━━━ MATERIAL SUPPLIED

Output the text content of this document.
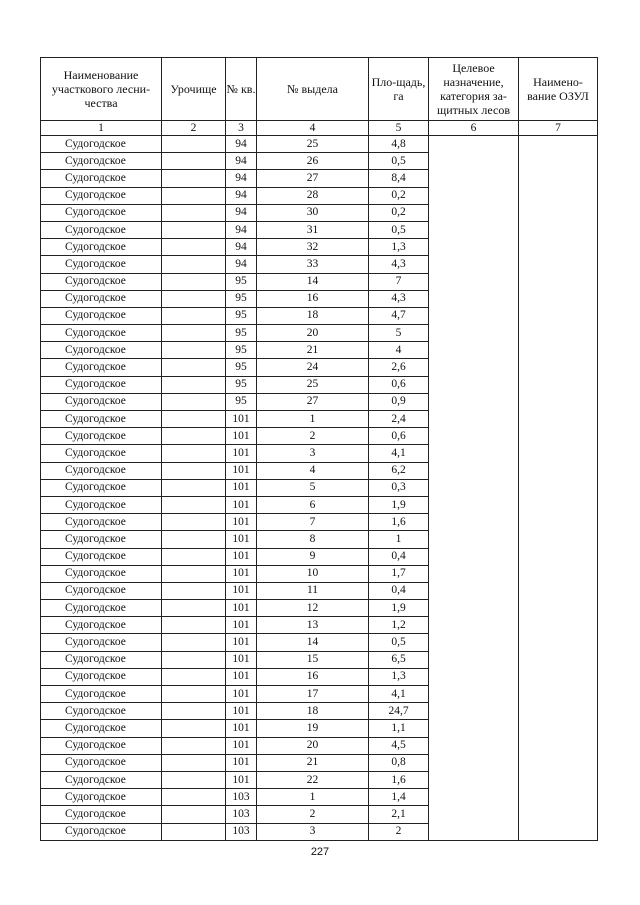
Наименование участкового лесни-чества	Урочище	№ кв.	№ выдела	Пло-щадь, га	Целевое назначение, категория за-щитных лесов	Наимено-вание ОЗУЛ
1	2	3	4	5	6	7
Судогодское		94	25	4,8		
Судогодское		94	26	0,5		
Судогодское		94	27	8,4		
Судогодское		94	28	0,2		
Судогодское		94	30	0,2		
Судогодское		94	31	0,5		
Судогодское		94	32	1,3		
Судогодское		94	33	4,3		
Судогодское		95	14	7		
Судогодское		95	16	4,3		
Судогодское		95	18	4,7		
Судогодское		95	20	5		
Судогодское		95	21	4		
Судогодское		95	24	2,6		
Судогодское		95	25	0,6		
Судогодское		95	27	0,9		
Судогодское		101	1	2,4		
Судогодское		101	2	0,6		
Судогодское		101	3	4,1		
Судогодское		101	4	6,2		
Судогодское		101	5	0,3		
Судогодское		101	6	1,9		
Судогодское		101	7	1,6		
Судогодское		101	8	1		
Судогодское		101	9	0,4		
Судогодское		101	10	1,7		
Судогодское		101	11	0,4		
Судогодское		101	12	1,9		
Судогодское		101	13	1,2		
Судогодское		101	14	0,5		
Судогодское		101	15	6,5		
Судогодское		101	16	1,3		
Судогодское		101	17	4,1		
Судогодское		101	18	24,7		
Судогодское		101	19	1,1		
Судогодское		101	20	4,5		
Судогодское		101	21	0,8		
Судогодское		101	22	1,6		
Судогодское		103	1	1,4		
Судогодское		103	2	2,1		
Судогодское		103	3	2		
227
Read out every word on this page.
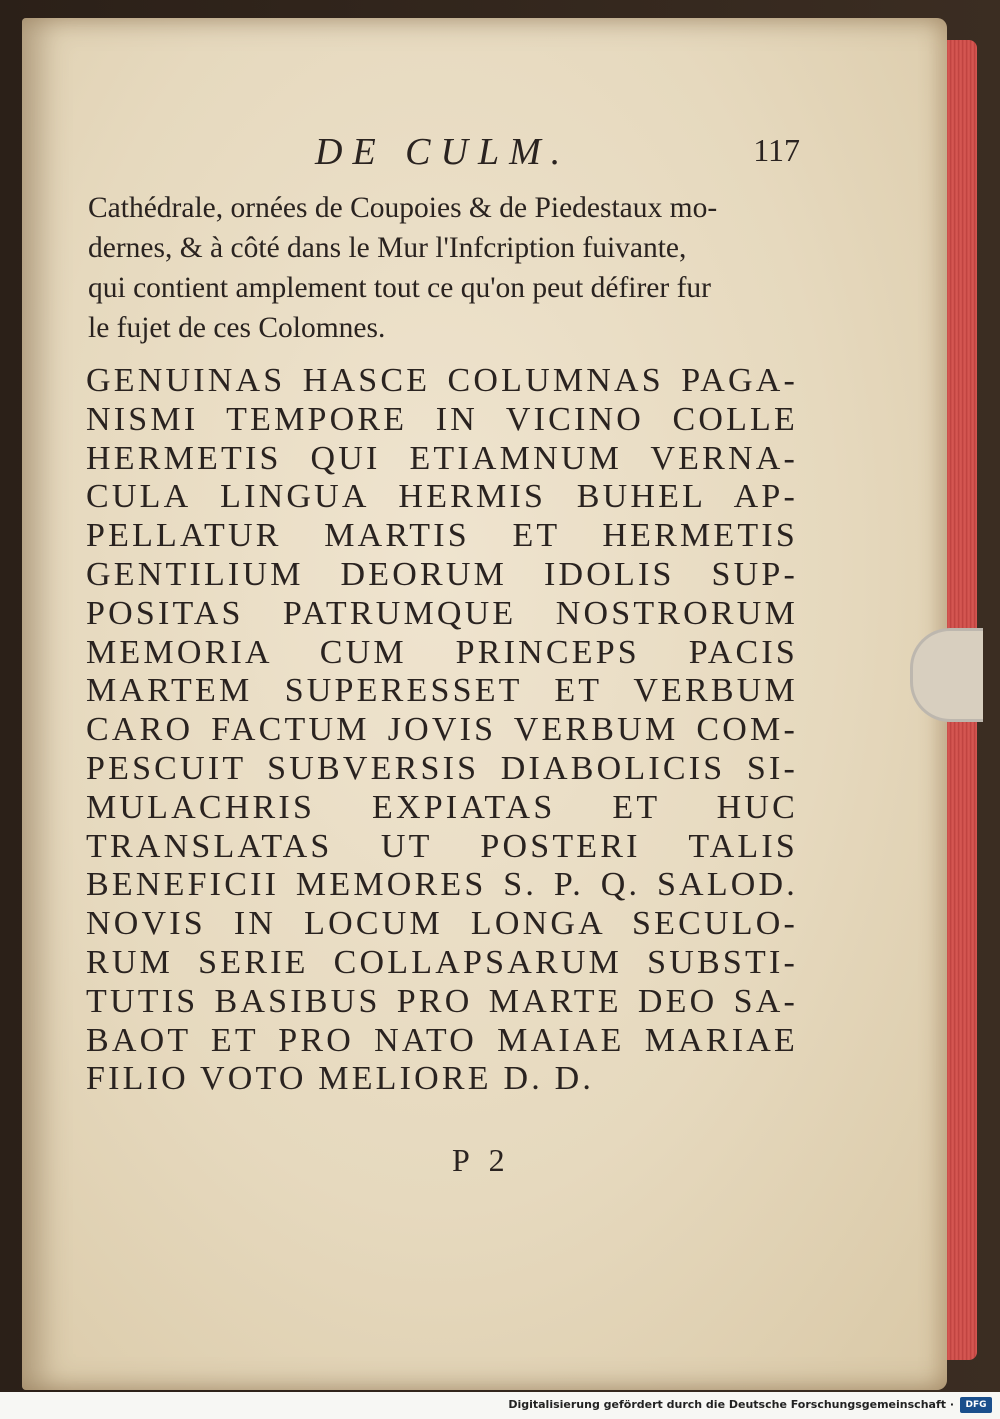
DE CULM.	117
Cathédrale, ornées de Coupoies & de Piedestaux mo-
dernes, & à côté dans le Mur l'Infcription fuivante,
qui contient amplement tout ce qu'on peut défirer fur
le fujet de ces Colomnes.
GENUINAS HASCE COLUMNAS PAGA-
NISMI TEMPORE IN VICINO COLLE
HERMETIS QUI ETIAMNUM VERNA-
CULA LINGUA HERMIS BUHEL AP-
PELLATUR MARTIS ET HERMETIS
GENTILIUM DEORUM IDOLIS SUP-
POSITAS PATRUMQUE NOSTRORUM
MEMORIA CUM PRINCEPS PACIS
MARTEM SUPERESSET ET VERBUM
CARO FACTUM JOVIS VERBUM COM-
PESCUIT SUBVERSIS DIABOLICIS SI-
MULACHRIS EXPIATAS ET HUC
TRANSLATAS UT POSTERI TALIS
BENEFICII MEMORES S. P. Q. SALOD.
NOVIS IN LOCUM LONGA SECULO-
RUM SERIE COLLAPSARUM SUBSTI-
TUTIS BASIBUS PRO MARTE DEO SA-
BAOT ET PRO NATO MAIAE MARIAE
FILIO VOTO MELIORE D. D.
P 2
Digitalisierung gefördert durch die Deutsche Forschungsgemeinschaft ·	DFG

━━━━━━

DESCRIPTION OF THE TASK :: Can you restate all the records above word for word while dropping the pictures?

WRITTEN RESPONSE ::
Output the text content of this document.
Наименование участкового лесни-чества	Урочище	№ кв.	№ выдела	Пло-щадь, га	Целевое назначение, категория за-щитных лесов	Наимено-вание ОЗУЛ
1	2	3	4	5	6	7
Судогодское		94	25	4,8		
Судогодское		94	26	0,5		
Судогодское		94	27	8,4		
Судогодское		94	28	0,2		
Судогодское		94	30	0,2		
Судогодское		94	31	0,5		
Судогодское		94	32	1,3		
Судогодское		94	33	4,3		
Судогодское		95	14	7		
Судогодское		95	16	4,3		
Судогодское		95	18	4,7		
Судогодское		95	20	5		
Судогодское		95	21	4		
Судогодское		95	24	2,6		
Судогодское		95	25	0,6		
Судогодское		95	27	0,9		
Судогодское		101	1	2,4		
Судогодское		101	2	0,6		
Судогодское		101	3	4,1		
Судогодское		101	4	6,2		
Судогодское		101	5	0,3		
Судогодское		101	6	1,9		
Судогодское		101	7	1,6		
Судогодское		101	8	1		
Судогодское		101	9	0,4		
Судогодское		101	10	1,7		
Судогодское		101	11	0,4		
Судогодское		101	12	1,9		
Судогодское		101	13	1,2		
Судогодское		101	14	0,5		
Судогодское		101	15	6,5		
Судогодское		101	16	1,3		
Судогодское		101	17	4,1		
Судогодское		101	18	24,7		
Судогодское		101	19	1,1		
Судогодское		101	20	4,5		
Судогодское		101	21	0,8		
Судогодское		101	22	1,6		
Судогодское		103	1	1,4		
Судогодское		103	2	2,1		
Судогодское		103	3	2		
227
Read out every word on this page.
DE CULM.	117
Cathédrale, ornées de Coupoies & de Piedestaux mo-
dernes, & à côté dans le Mur l'Infcription fuivante,
qui contient amplement tout ce qu'on peut défirer fur
le fujet de ces Colomnes.
GENUINAS HASCE COLUMNAS PAGA-
NISMI TEMPORE IN VICINO COLLE
HERMETIS QUI ETIAMNUM VERNA-
CULA LINGUA HERMIS BUHEL AP-
PELLATUR MARTIS ET HERMETIS
GENTILIUM DEORUM IDOLIS SUP-
POSITAS PATRUMQUE NOSTRORUM
MEMORIA CUM PRINCEPS PACIS
MARTEM SUPERESSET ET VERBUM
CARO FACTUM JOVIS VERBUM COM-
PESCUIT SUBVERSIS DIABOLICIS SI-
MULACHRIS EXPIATAS ET HUC
TRANSLATAS UT POSTERI TALIS
BENEFICII MEMORES S. P. Q. SALOD.
NOVIS IN LOCUM LONGA SECULO-
RUM SERIE COLLAPSARUM SUBSTI-
TUTIS BASIBUS PRO MARTE DEO SA-
BAOT ET PRO NATO MAIAE MARIAE
FILIO VOTO MELIORE D. D.
P 2
Digitalisierung gefördert durch die Deutsche Forschungsgemeinschaft ·	DFG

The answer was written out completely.